● WHAT THE TASK REQUIRES: Each record below is to be copied word for word, with pictures removed.

(Saved entries)
-=-=-=-=-

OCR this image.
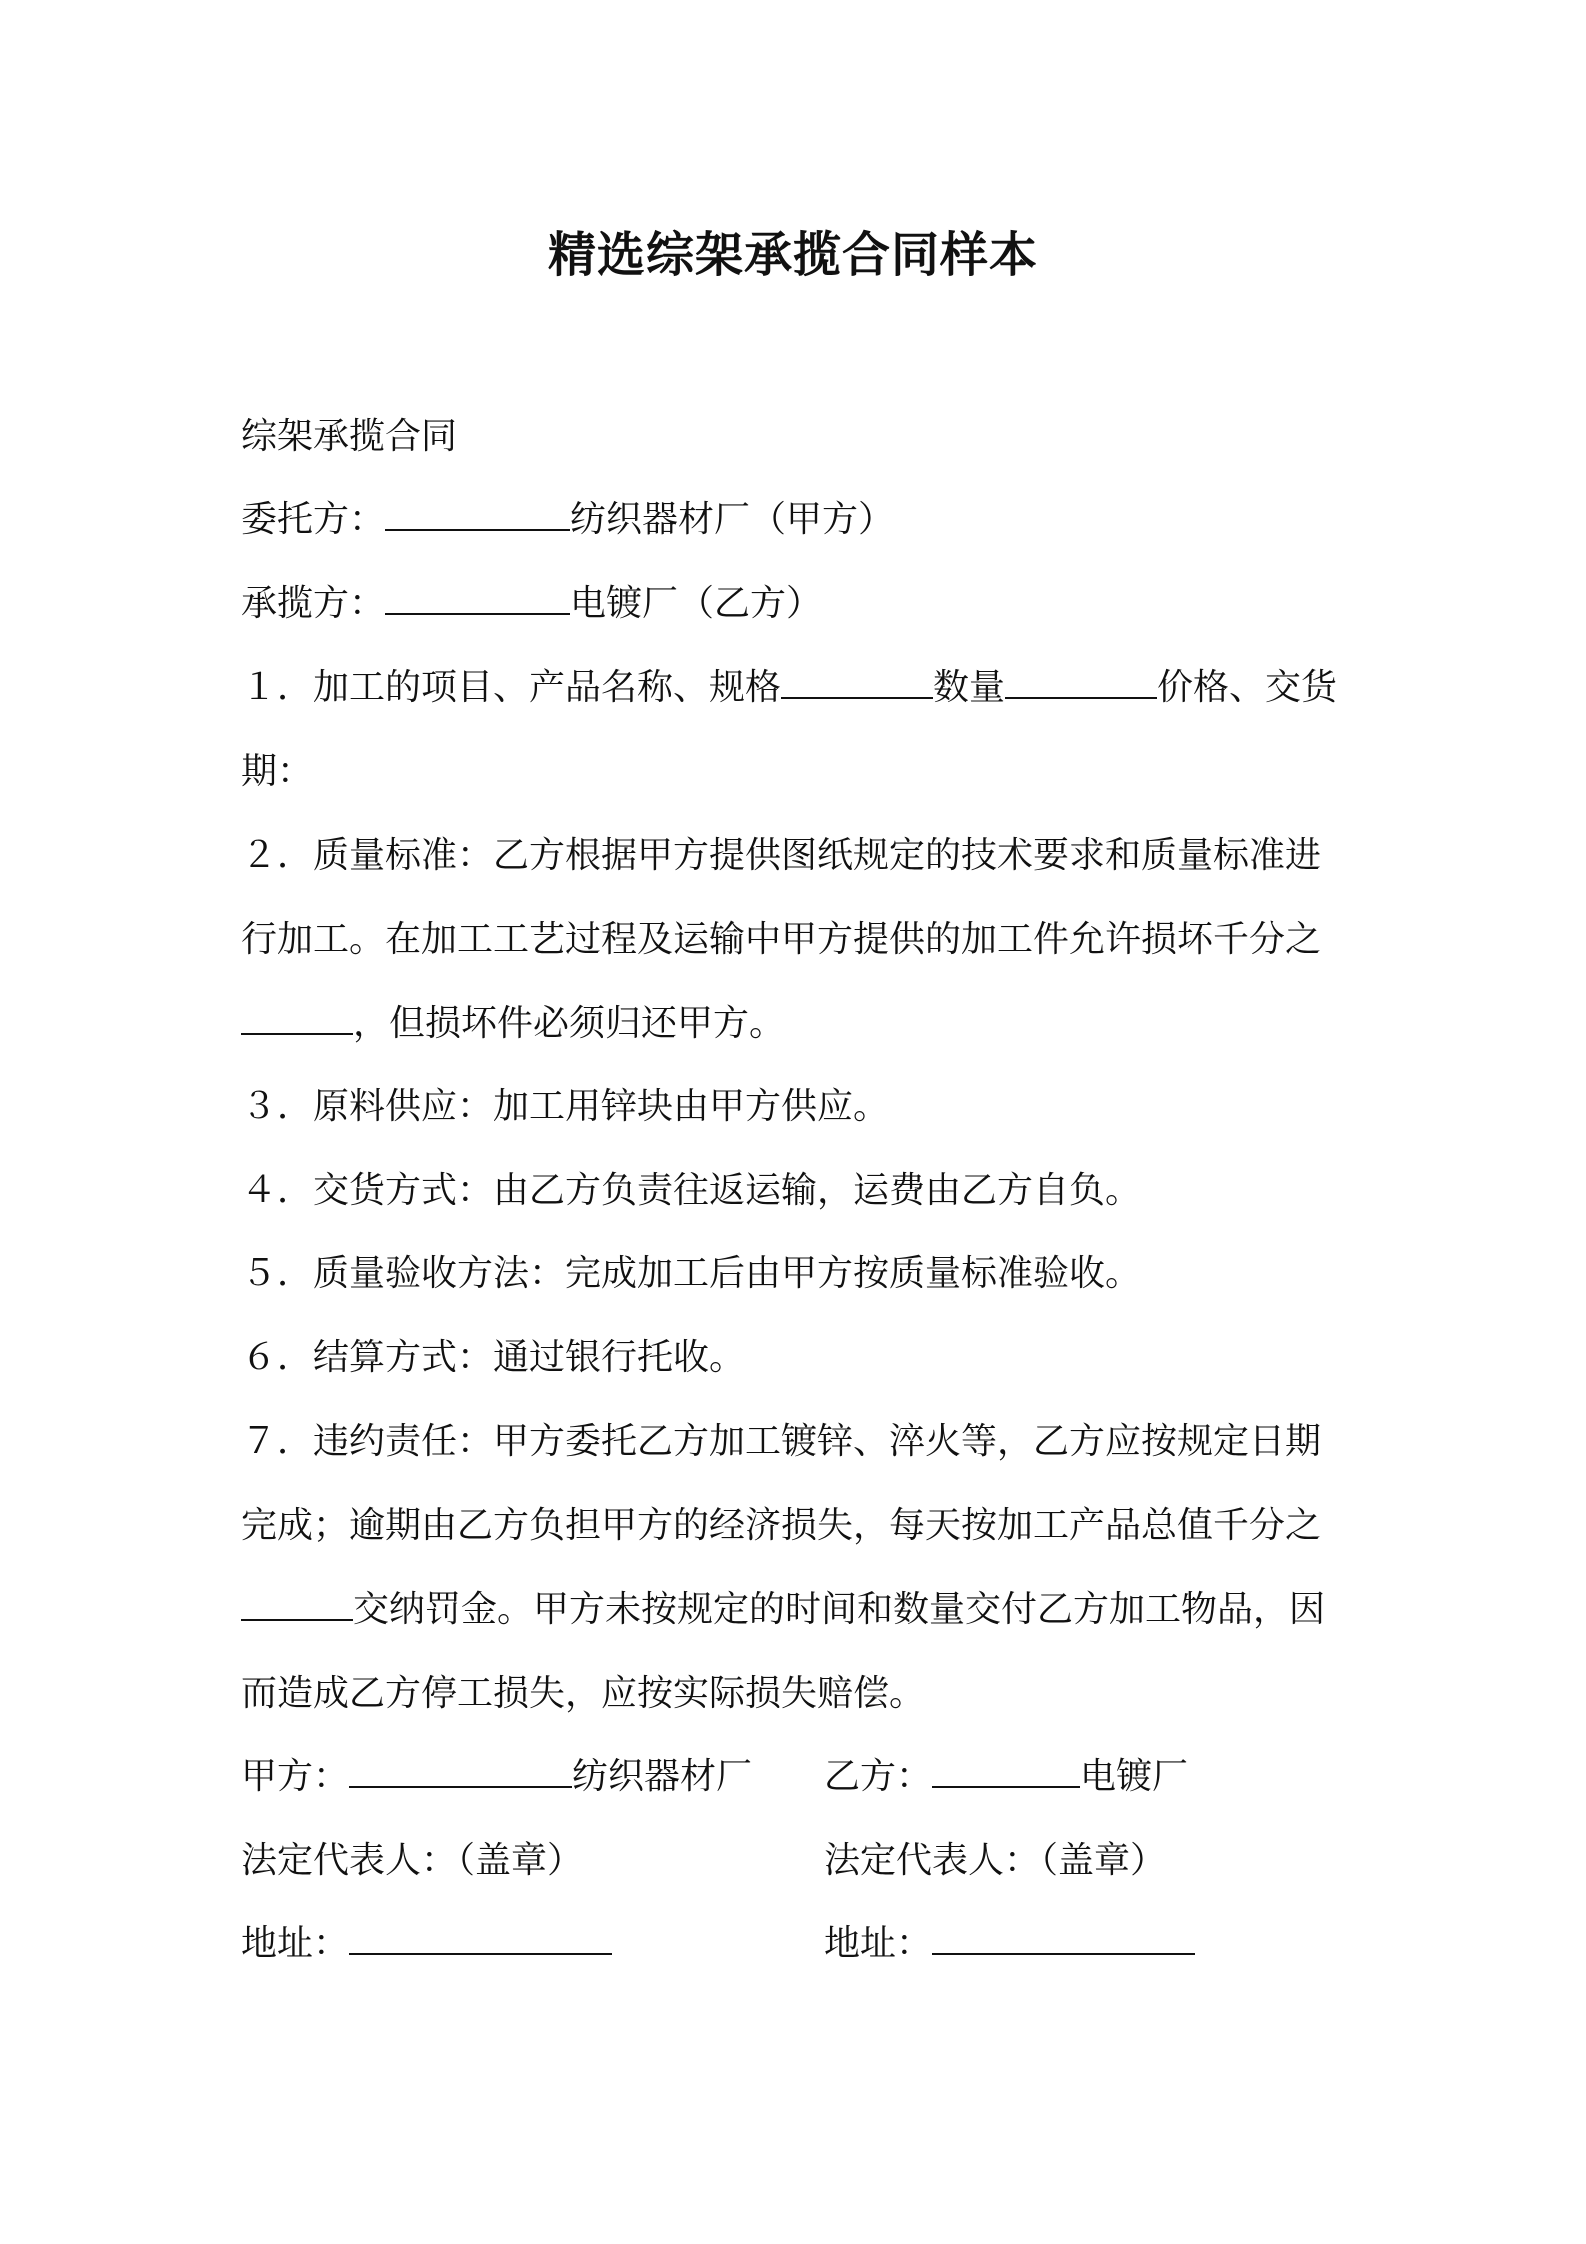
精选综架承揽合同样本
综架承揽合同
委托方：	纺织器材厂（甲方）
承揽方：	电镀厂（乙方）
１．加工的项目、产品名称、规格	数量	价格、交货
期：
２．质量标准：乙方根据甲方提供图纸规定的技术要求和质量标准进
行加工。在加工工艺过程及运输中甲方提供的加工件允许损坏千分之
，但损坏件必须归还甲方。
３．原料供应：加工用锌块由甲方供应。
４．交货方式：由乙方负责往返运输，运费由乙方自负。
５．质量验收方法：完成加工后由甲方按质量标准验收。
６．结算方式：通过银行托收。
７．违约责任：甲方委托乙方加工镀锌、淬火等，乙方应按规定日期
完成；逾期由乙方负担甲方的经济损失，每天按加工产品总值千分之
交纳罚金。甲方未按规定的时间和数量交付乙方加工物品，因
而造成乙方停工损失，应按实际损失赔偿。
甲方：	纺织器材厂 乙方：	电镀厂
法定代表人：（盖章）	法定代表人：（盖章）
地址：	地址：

-=-=-=-=-

● EXERCISE RESULT:
OCR this image.
精选综架承揽合同样本
综架承揽合同
委托方：	纺织器材厂（甲方）
承揽方：	电镀厂（乙方）
１．加工的项目、产品名称、规格	数量	价格、交货
期：
２．质量标准：乙方根据甲方提供图纸规定的技术要求和质量标准进
行加工。在加工工艺过程及运输中甲方提供的加工件允许损坏千分之
，但损坏件必须归还甲方。
３．原料供应：加工用锌块由甲方供应。
４．交货方式：由乙方负责往返运输，运费由乙方自负。
５．质量验收方法：完成加工后由甲方按质量标准验收。
６．结算方式：通过银行托收。
７．违约责任：甲方委托乙方加工镀锌、淬火等，乙方应按规定日期
完成；逾期由乙方负担甲方的经济损失，每天按加工产品总值千分之
交纳罚金。甲方未按规定的时间和数量交付乙方加工物品，因
而造成乙方停工损失，应按实际损失赔偿。
甲方：	纺织器材厂 乙方：	电镀厂
法定代表人：（盖章）	法定代表人：（盖章）
地址：	地址：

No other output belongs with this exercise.